Given instruction 1
According to the album article below, which two people produced Baptizm of Fire?

Page
* * * * * * *

Studio album by Glenn Tipton
- Released: February 17, 1997
- Recorded: 1994–1996
- Genres: Heavy metal, neoclassical metal
- Length: 62:09 (remastered version)
- Label: Atlantic
- Producers: Glenn Tipton, Mark Dodson

Glenn Tipton chronology
|  | Baptizm of Fire (1997) | Edge of the World (2006) |

= Baptizm of Fire =

Baptizm of Fire is the debut solo album by Judas Priest guitarist Glenn Tipton released in 1997. Atlantic released the album on February 17, 1997.

Professional ratings
Review scores
| Source | Rating |
| Allmusic | Star |
| Blabbermouth.net | 6/10 |

==Background==
It was recorded and mixed at Devonshire and Ocean Studios, U.S.A. and Monnow Valley, Battery, Olympic, and The Gazebo Studio, UK. Writing and recording took place in the years 1994 to 1996, with management done by Bill Curbishley and Co-ordination done by Jayne Andrews.

Mostly due to conflicting time schedules with the end of production and subsequent promotion of the Judas Priest comeback with lead singer Tim "Ripper" Owens and the release of the album Jugulator in October 1997, Baptizm of Fire has not been presented on a live tour.

* * * * * * *

Data for this exercise
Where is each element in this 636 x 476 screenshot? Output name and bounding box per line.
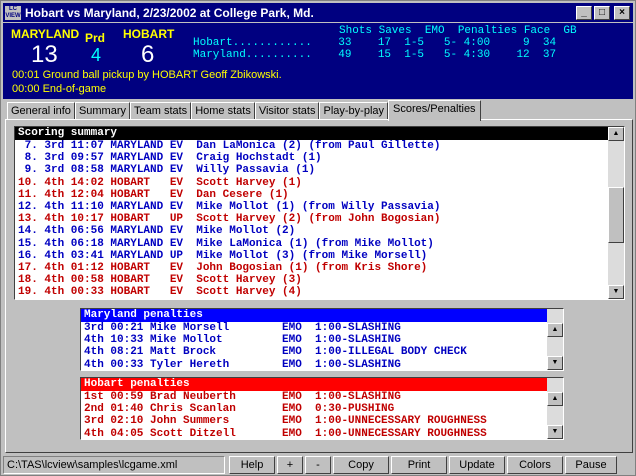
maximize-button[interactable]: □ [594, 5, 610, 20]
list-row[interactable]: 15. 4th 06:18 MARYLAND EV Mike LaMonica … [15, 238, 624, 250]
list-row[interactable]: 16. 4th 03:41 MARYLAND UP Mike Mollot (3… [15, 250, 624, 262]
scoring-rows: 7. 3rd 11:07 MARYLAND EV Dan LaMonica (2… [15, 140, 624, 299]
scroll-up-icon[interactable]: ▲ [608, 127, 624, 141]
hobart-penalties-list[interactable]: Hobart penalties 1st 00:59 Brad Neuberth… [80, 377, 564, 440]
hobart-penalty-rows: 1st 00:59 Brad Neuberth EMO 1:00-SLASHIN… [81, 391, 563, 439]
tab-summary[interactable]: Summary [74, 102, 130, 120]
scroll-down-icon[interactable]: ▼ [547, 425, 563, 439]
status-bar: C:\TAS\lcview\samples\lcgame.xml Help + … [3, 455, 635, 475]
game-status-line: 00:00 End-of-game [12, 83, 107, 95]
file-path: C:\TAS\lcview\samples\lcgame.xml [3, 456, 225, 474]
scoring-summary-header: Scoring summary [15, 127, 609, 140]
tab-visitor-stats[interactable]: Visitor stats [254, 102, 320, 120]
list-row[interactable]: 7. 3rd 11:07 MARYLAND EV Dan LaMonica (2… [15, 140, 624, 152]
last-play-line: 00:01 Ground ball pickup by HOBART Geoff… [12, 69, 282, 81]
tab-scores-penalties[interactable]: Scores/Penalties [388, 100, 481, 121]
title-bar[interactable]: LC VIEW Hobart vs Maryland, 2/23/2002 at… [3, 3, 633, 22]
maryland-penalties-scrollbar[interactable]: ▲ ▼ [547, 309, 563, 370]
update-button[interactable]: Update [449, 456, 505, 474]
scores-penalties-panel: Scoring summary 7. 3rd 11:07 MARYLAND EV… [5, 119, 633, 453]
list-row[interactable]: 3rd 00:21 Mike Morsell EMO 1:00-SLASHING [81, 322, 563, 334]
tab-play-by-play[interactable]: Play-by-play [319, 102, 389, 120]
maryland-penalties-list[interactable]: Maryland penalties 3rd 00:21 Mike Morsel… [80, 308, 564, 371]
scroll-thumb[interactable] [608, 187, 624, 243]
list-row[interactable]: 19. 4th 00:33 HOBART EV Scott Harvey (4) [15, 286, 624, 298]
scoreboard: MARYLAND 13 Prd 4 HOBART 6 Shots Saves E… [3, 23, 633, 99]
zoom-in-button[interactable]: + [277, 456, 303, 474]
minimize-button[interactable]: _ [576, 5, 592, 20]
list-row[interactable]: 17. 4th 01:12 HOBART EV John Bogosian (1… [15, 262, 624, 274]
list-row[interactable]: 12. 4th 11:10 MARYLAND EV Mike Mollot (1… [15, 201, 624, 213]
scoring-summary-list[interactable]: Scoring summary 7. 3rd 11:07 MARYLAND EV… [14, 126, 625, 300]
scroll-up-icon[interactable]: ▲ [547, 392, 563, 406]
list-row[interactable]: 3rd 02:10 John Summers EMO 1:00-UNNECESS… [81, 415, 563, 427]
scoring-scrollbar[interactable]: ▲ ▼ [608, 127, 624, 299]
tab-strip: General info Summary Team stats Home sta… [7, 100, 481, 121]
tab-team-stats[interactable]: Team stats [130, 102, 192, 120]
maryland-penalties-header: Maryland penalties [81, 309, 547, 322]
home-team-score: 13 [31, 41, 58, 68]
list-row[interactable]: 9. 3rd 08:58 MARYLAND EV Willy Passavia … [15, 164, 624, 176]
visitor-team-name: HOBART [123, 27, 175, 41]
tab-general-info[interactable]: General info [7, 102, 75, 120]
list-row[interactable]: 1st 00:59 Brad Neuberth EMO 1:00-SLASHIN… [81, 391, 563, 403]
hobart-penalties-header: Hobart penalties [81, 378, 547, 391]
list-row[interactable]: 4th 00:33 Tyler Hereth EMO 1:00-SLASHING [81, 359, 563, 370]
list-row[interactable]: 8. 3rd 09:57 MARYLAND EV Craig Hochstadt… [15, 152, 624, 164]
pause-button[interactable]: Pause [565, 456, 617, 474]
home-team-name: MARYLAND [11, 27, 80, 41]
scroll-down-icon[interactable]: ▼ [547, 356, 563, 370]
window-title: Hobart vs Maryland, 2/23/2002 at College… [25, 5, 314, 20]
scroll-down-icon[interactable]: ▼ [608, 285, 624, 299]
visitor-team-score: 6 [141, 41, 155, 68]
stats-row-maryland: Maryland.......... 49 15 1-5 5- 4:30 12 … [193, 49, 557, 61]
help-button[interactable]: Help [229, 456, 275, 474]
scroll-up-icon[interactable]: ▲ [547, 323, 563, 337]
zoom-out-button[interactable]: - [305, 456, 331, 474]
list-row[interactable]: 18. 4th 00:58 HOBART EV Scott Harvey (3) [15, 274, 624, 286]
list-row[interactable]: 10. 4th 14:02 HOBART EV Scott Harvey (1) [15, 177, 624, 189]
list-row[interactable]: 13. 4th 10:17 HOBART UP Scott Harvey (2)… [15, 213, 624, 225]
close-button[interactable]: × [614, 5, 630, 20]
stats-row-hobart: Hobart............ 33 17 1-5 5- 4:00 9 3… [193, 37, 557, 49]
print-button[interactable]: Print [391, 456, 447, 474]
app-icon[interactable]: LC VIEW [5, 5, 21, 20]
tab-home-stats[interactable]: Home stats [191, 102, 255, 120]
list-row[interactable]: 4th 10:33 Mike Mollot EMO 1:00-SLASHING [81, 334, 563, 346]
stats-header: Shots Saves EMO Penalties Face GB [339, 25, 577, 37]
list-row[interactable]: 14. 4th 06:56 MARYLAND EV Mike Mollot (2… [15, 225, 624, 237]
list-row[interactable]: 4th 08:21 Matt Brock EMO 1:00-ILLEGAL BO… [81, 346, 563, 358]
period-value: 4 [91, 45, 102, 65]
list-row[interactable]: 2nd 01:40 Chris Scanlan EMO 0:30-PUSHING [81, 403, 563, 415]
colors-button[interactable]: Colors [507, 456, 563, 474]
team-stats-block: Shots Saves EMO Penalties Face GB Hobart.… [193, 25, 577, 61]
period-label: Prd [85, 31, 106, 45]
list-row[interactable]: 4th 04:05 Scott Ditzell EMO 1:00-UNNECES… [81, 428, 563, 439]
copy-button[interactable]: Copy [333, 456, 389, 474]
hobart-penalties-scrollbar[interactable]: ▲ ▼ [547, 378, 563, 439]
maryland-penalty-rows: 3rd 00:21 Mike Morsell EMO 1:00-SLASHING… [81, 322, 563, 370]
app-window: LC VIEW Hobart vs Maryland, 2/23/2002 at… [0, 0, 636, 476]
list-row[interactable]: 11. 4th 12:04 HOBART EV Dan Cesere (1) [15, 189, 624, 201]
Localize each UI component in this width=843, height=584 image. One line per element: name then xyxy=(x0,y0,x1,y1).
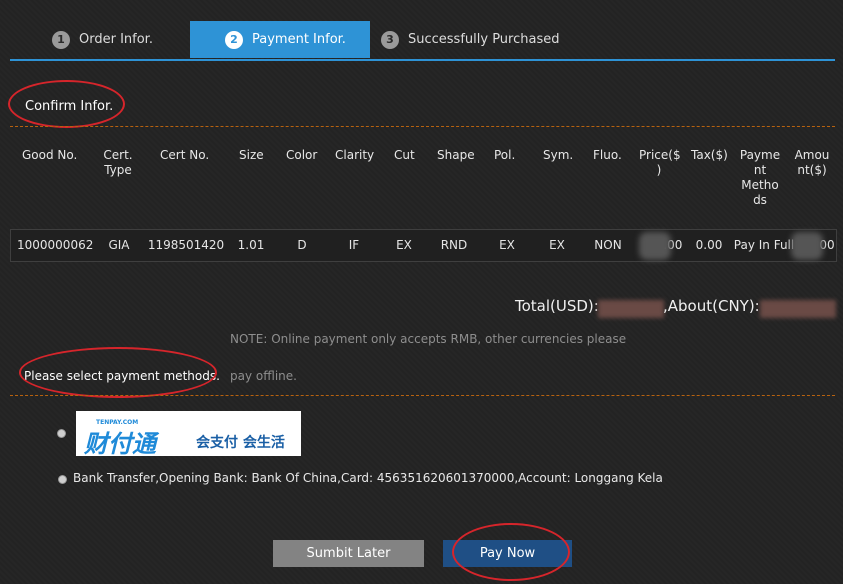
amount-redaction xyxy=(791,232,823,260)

* * * * * * *

Given instruction 2
Reproduce, line for line, the listing above, beginning at the line that contains "maximize-button[interactable]: □ [594, 5, 610, 20]" and stopping after the line that contains "update-button[interactable]: Update [449, 456, 505, 474]".

Result 1
Glenn Tipton and Mark Dodson.

Result 2
maximize-button[interactable]: □ [594, 5, 610, 20]
list-row[interactable]: 15. 4th 06:18 MARYLAND EV Mike LaMonica … [15, 238, 624, 250]
list-row[interactable]: 16. 4th 03:41 MARYLAND UP Mike Mollot (3… [15, 250, 624, 262]
scoring-rows: 7. 3rd 11:07 MARYLAND EV Dan LaMonica (2… [15, 140, 624, 299]
scroll-up-icon[interactable]: ▲ [608, 127, 624, 141]
hobart-penalties-list[interactable]: Hobart penalties 1st 00:59 Brad Neuberth… [80, 377, 564, 440]
hobart-penalty-rows: 1st 00:59 Brad Neuberth EMO 1:00-SLASHIN… [81, 391, 563, 439]
tab-summary[interactable]: Summary [74, 102, 130, 120]
scroll-down-icon[interactable]: ▼ [547, 425, 563, 439]
status-bar: C:\TAS\lcview\samples\lcgame.xml Help + … [3, 455, 635, 475]
game-status-line: 00:00 End-of-game [12, 83, 107, 95]
file-path: C:\TAS\lcview\samples\lcgame.xml [3, 456, 225, 474]
scoring-summary-header: Scoring summary [15, 127, 609, 140]
tab-visitor-stats[interactable]: Visitor stats [254, 102, 320, 120]
list-row[interactable]: 7. 3rd 11:07 MARYLAND EV Dan LaMonica (2… [15, 140, 624, 152]
last-play-line: 00:01 Ground ball pickup by HOBART Geoff… [12, 69, 282, 81]
tab-scores-penalties[interactable]: Scores/Penalties [388, 100, 481, 121]
title-bar[interactable]: LC VIEW Hobart vs Maryland, 2/23/2002 at… [3, 3, 633, 22]
maryland-penalties-scrollbar[interactable]: ▲ ▼ [547, 309, 563, 370]
update-button[interactable]: Update [449, 456, 505, 474]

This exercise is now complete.